§ Given task: Copy out every line containing the word "اتومبیل".

§ Records to process:
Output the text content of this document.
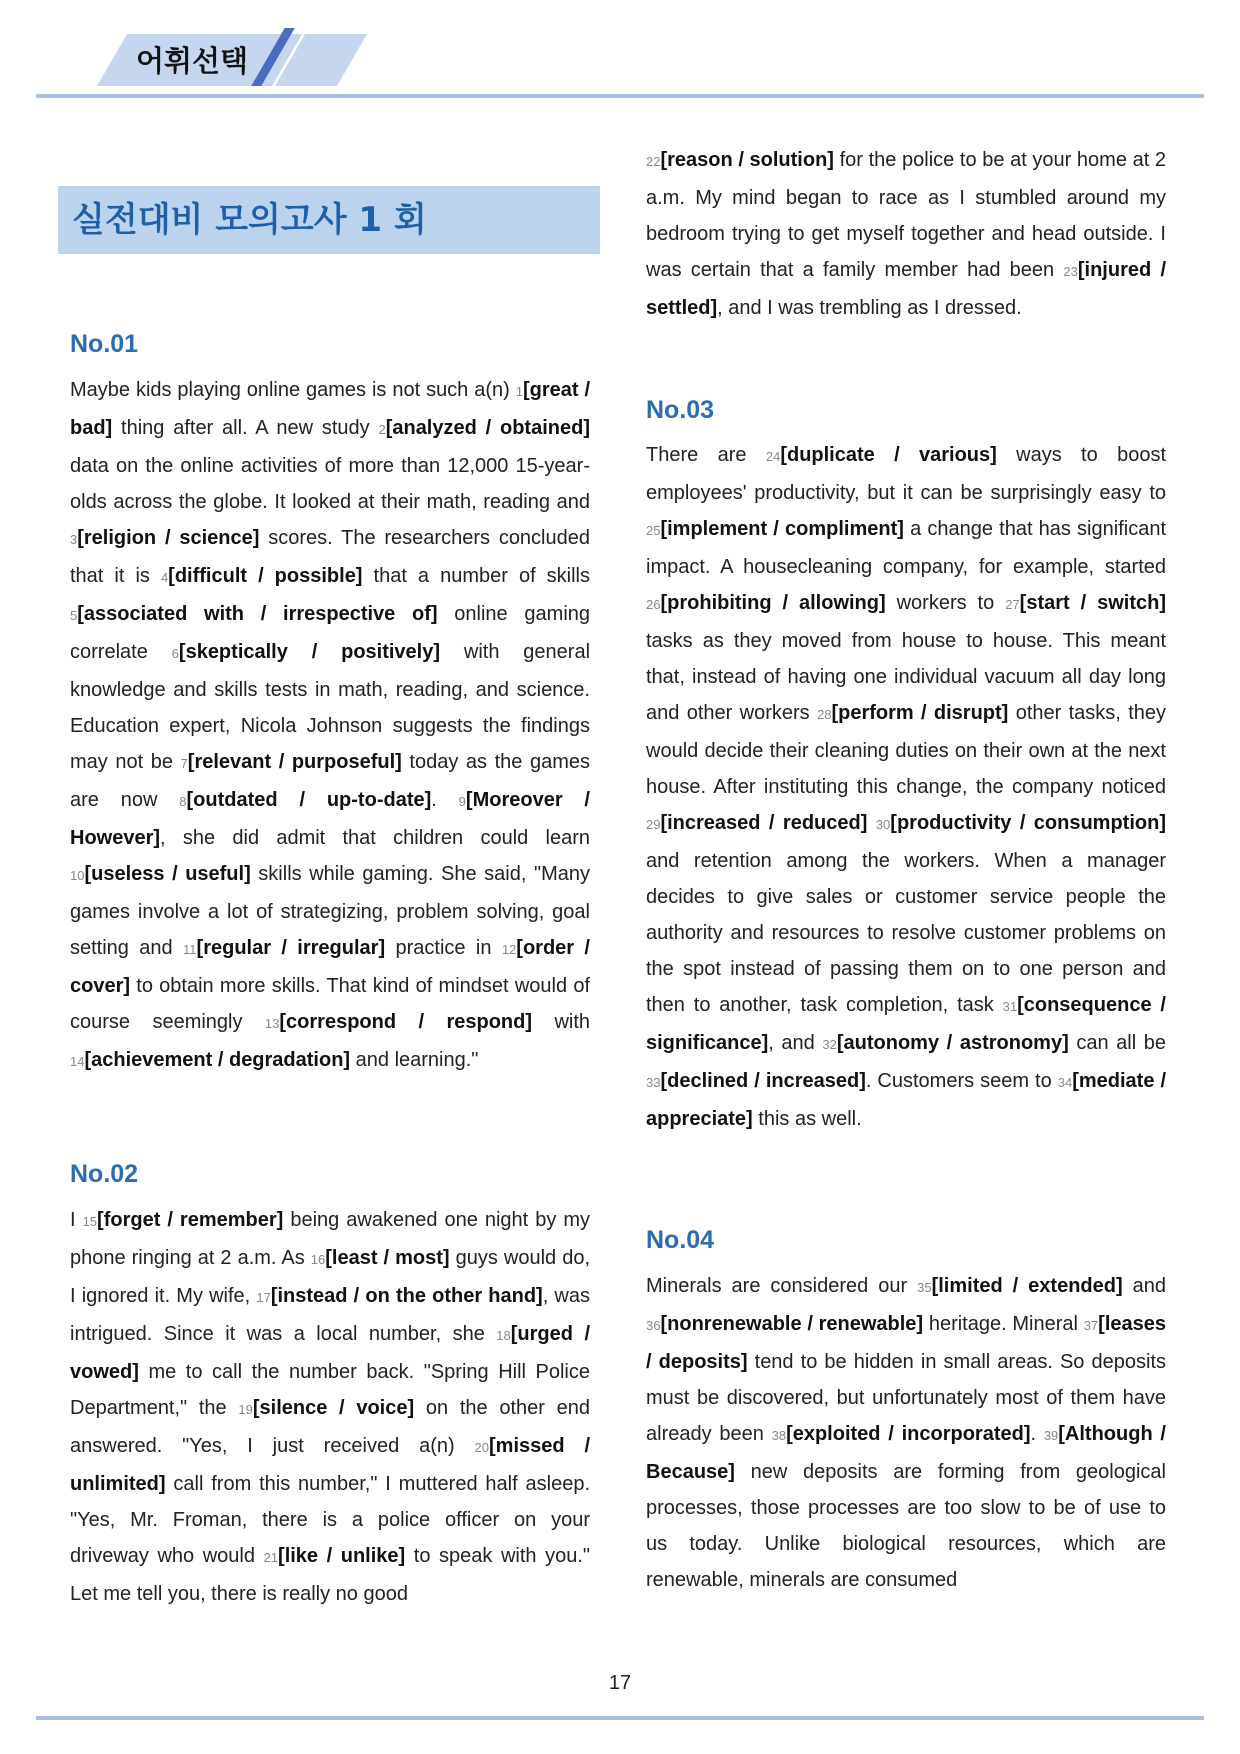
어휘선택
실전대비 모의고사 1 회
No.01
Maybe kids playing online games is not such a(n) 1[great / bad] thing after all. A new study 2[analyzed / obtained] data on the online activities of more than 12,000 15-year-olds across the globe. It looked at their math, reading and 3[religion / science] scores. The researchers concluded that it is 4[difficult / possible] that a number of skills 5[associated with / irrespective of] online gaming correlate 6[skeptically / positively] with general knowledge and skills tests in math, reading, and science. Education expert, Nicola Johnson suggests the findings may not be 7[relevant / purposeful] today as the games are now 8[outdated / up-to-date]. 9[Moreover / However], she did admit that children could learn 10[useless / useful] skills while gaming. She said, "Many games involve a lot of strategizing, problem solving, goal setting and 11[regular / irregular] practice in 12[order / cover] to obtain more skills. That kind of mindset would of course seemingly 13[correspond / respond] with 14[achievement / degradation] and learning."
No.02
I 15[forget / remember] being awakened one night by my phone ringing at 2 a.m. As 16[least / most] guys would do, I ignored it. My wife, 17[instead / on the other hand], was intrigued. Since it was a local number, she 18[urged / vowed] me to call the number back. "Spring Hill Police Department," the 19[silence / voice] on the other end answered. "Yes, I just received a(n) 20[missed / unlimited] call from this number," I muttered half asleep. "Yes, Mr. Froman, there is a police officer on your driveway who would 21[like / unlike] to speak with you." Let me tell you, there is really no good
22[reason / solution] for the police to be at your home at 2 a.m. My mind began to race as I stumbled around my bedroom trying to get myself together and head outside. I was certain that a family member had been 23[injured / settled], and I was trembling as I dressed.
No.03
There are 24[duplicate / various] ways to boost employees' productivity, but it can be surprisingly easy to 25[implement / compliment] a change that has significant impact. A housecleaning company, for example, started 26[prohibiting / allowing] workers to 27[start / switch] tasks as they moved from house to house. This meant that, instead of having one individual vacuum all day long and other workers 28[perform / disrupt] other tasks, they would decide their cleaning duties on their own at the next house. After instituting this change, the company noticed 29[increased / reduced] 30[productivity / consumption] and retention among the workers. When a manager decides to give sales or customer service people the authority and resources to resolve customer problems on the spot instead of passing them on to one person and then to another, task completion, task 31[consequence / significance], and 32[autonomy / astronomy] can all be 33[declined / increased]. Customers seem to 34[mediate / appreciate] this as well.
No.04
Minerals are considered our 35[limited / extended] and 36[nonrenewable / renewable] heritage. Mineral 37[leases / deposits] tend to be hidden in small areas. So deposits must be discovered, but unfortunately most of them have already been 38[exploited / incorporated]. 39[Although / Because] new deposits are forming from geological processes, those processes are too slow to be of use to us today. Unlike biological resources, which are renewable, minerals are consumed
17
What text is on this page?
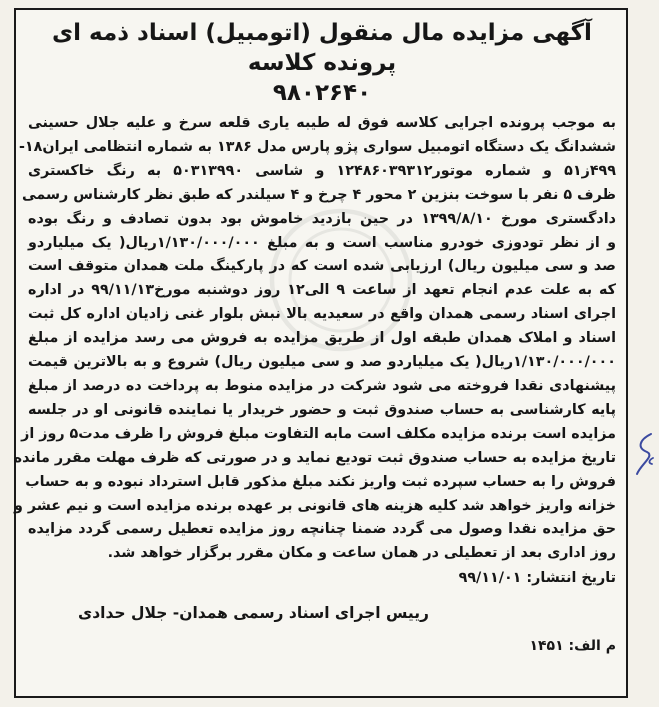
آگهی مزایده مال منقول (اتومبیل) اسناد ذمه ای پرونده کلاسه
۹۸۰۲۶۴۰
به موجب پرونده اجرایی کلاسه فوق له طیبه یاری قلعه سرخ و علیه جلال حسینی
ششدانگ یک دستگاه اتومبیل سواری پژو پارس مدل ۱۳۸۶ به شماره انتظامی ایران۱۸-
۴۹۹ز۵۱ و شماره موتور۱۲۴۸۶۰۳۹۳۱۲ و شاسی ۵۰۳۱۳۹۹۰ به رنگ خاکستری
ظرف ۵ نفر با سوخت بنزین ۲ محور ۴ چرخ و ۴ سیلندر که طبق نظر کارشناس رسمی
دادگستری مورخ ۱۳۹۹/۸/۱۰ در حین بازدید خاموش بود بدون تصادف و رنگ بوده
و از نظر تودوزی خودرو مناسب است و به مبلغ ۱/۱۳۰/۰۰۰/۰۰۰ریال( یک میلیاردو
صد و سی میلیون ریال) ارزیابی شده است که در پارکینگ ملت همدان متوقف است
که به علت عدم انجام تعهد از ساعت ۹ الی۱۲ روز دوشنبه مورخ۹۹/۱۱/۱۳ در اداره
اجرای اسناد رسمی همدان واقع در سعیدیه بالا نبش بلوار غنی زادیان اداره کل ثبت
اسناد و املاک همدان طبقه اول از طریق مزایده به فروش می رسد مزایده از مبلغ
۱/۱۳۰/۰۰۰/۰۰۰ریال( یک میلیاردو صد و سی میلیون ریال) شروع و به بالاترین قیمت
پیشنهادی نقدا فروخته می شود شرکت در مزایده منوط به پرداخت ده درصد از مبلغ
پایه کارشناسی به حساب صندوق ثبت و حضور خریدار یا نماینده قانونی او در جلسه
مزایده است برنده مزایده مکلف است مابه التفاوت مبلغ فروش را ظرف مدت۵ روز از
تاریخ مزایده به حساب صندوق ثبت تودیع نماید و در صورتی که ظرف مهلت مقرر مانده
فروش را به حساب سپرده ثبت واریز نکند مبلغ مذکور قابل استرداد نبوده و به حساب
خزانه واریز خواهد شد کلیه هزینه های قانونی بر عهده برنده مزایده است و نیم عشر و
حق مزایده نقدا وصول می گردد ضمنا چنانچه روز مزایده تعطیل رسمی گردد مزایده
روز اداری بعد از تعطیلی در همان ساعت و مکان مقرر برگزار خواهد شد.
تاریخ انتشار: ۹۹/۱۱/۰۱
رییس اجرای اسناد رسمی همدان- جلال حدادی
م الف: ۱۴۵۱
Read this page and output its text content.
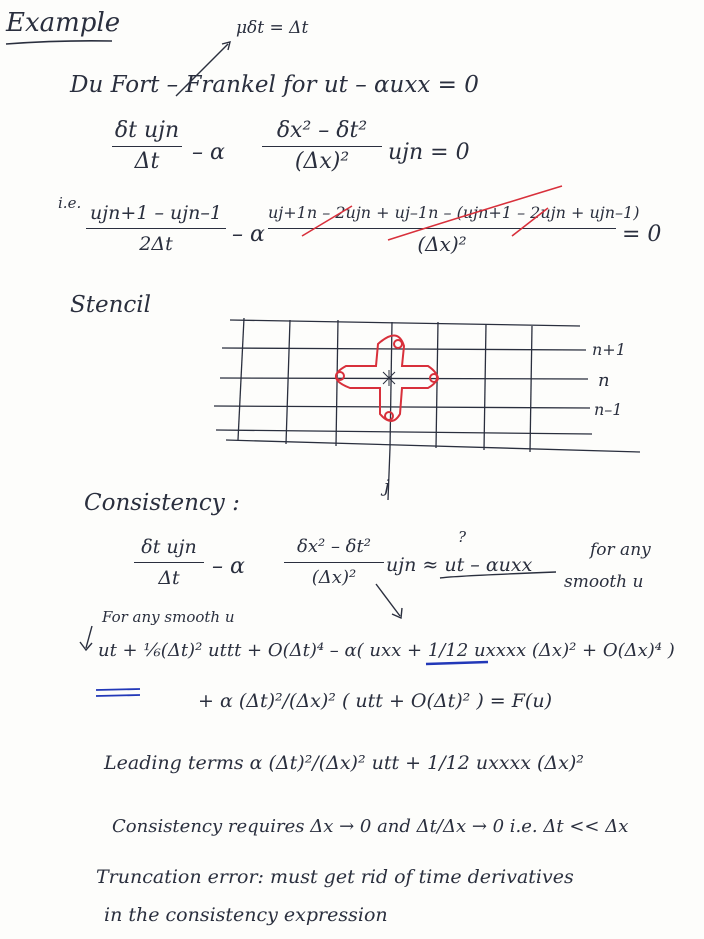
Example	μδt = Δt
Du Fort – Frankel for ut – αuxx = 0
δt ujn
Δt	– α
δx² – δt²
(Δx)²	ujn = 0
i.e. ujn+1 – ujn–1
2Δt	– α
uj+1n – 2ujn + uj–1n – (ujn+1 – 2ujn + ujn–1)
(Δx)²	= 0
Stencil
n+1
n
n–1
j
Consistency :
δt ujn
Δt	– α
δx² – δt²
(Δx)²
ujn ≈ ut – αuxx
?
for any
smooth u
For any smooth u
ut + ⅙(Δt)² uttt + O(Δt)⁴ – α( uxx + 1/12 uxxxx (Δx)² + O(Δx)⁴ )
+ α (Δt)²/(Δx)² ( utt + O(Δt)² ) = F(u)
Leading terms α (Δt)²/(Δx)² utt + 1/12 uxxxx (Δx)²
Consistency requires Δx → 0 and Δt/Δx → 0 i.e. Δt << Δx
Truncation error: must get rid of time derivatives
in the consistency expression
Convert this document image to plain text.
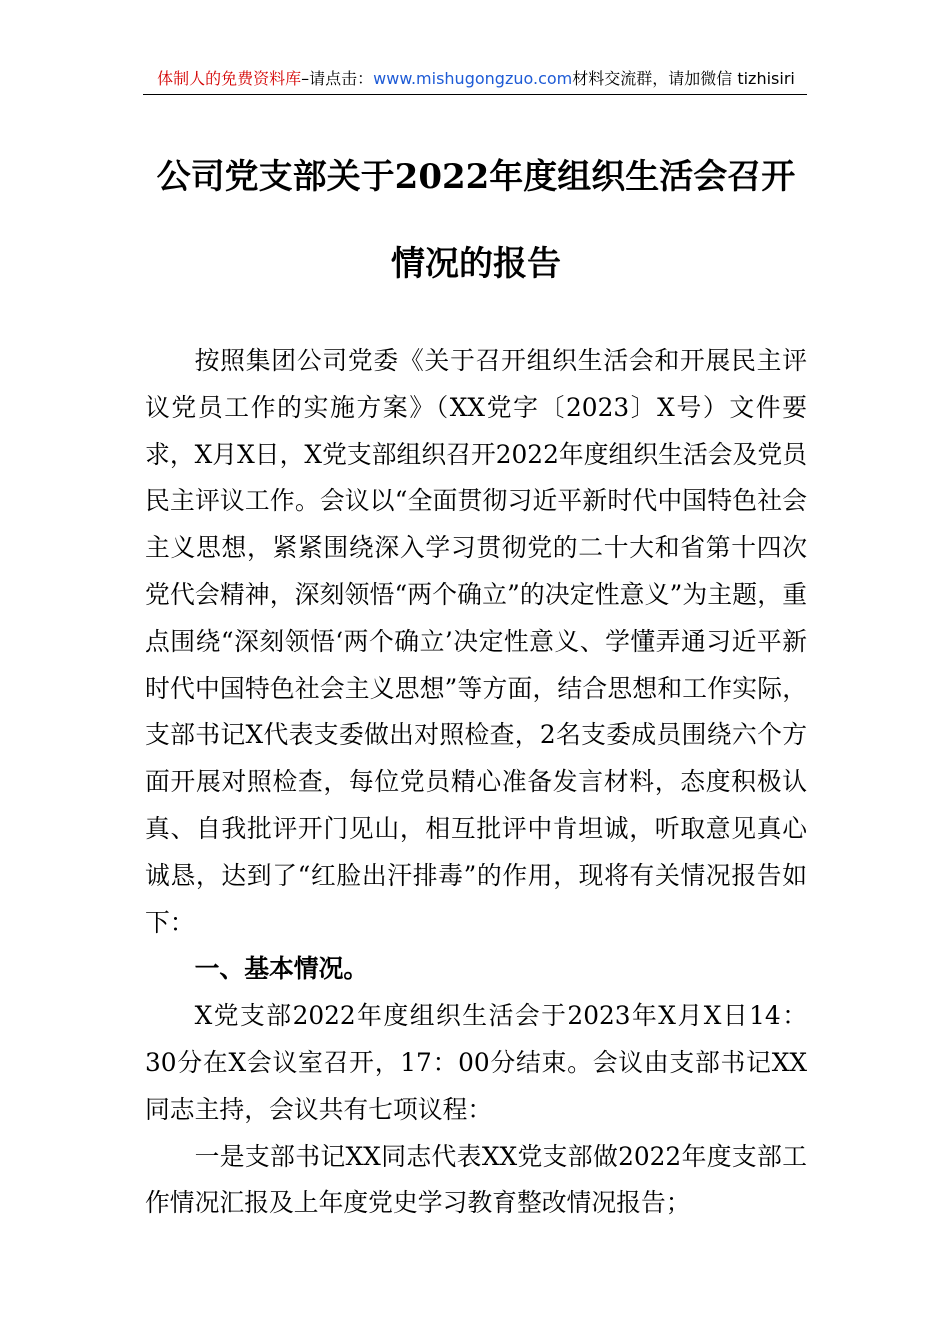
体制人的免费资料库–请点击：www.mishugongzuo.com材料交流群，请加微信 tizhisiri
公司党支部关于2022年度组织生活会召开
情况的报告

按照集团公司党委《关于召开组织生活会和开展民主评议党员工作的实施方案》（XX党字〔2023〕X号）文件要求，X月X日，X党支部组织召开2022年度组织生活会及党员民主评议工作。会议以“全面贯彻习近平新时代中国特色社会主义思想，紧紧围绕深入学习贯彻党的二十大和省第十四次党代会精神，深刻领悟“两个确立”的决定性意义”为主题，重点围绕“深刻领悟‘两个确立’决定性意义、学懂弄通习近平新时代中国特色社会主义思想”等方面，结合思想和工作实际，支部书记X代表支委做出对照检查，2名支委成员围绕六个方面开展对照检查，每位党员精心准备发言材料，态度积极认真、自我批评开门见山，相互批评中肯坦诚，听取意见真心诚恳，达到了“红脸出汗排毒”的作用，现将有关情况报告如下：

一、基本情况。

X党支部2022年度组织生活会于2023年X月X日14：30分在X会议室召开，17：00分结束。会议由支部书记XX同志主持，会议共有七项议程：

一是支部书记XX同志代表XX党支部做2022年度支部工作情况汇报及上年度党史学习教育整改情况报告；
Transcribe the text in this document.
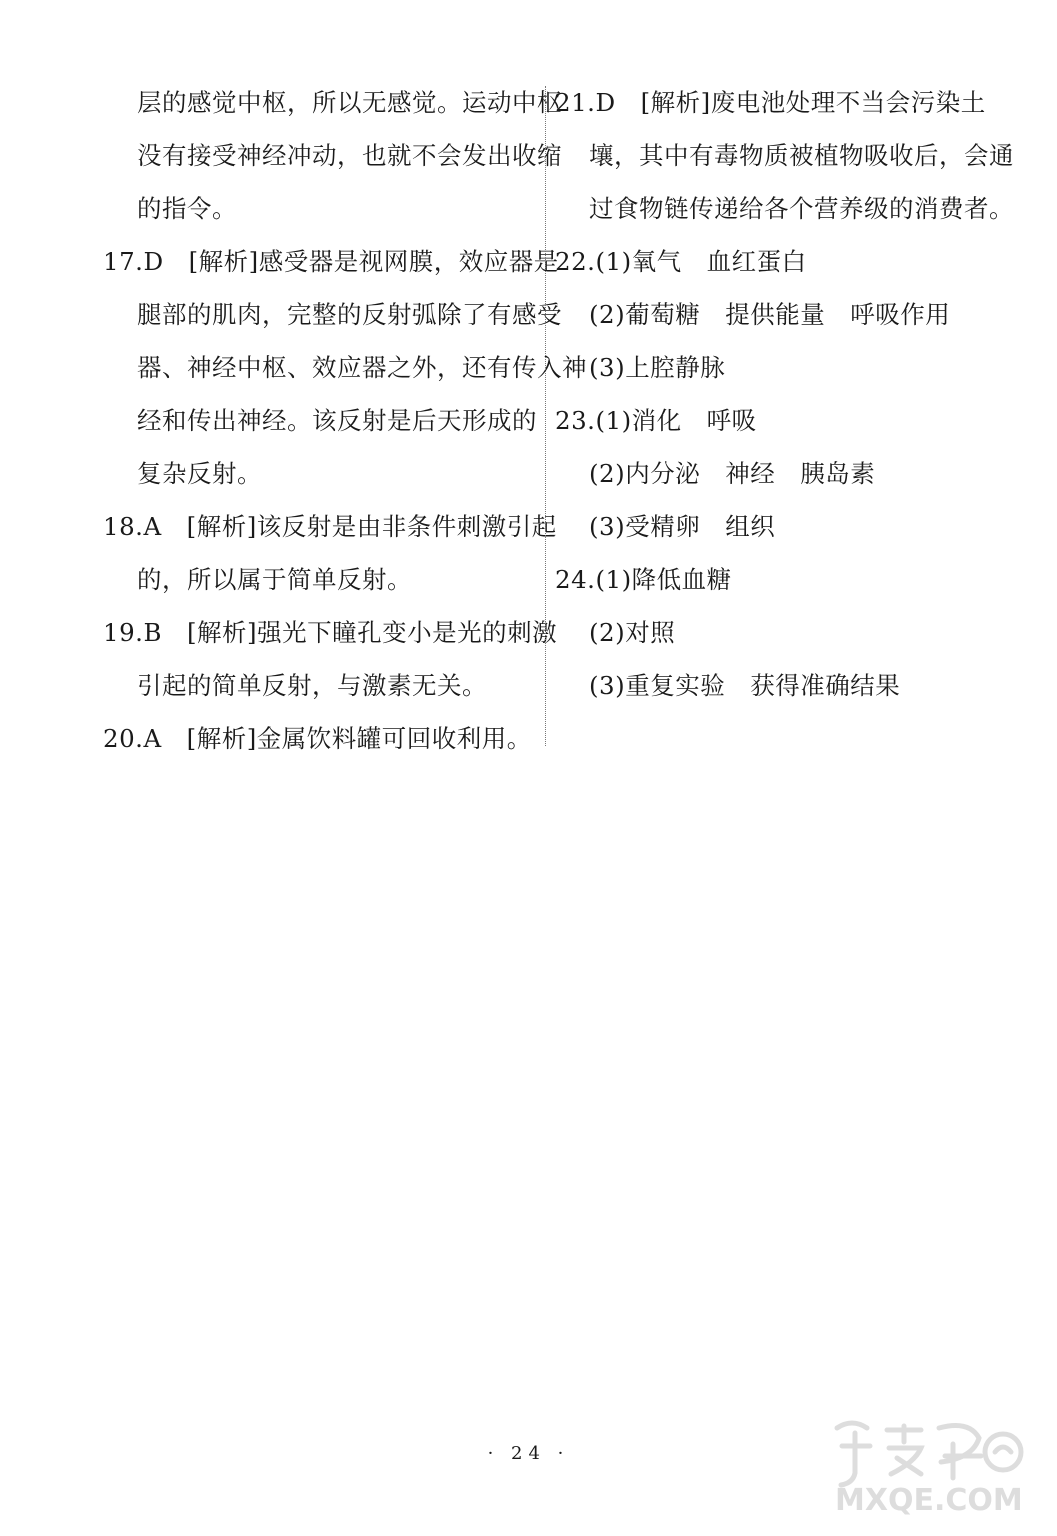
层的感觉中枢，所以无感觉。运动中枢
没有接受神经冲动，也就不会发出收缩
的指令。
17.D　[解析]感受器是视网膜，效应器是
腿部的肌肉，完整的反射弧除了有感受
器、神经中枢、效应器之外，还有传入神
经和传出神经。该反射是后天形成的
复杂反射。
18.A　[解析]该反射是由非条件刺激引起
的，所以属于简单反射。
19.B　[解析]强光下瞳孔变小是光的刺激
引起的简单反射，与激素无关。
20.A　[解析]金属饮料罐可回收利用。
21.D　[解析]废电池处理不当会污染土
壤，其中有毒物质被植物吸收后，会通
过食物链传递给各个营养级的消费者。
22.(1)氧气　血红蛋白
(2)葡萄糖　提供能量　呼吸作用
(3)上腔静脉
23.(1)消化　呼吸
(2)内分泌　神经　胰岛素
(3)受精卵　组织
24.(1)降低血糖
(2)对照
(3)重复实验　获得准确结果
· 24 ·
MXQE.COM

§ Solution below:
آگهی مزایده مال منقول (اتومبیل) اسناد ذمه ای پرونده کلاسه
ششدانگ یک دستگاه اتومبیل سواری پژو پارس مدل ۱۳۸۶ به شماره انتظامی ایران۱۸-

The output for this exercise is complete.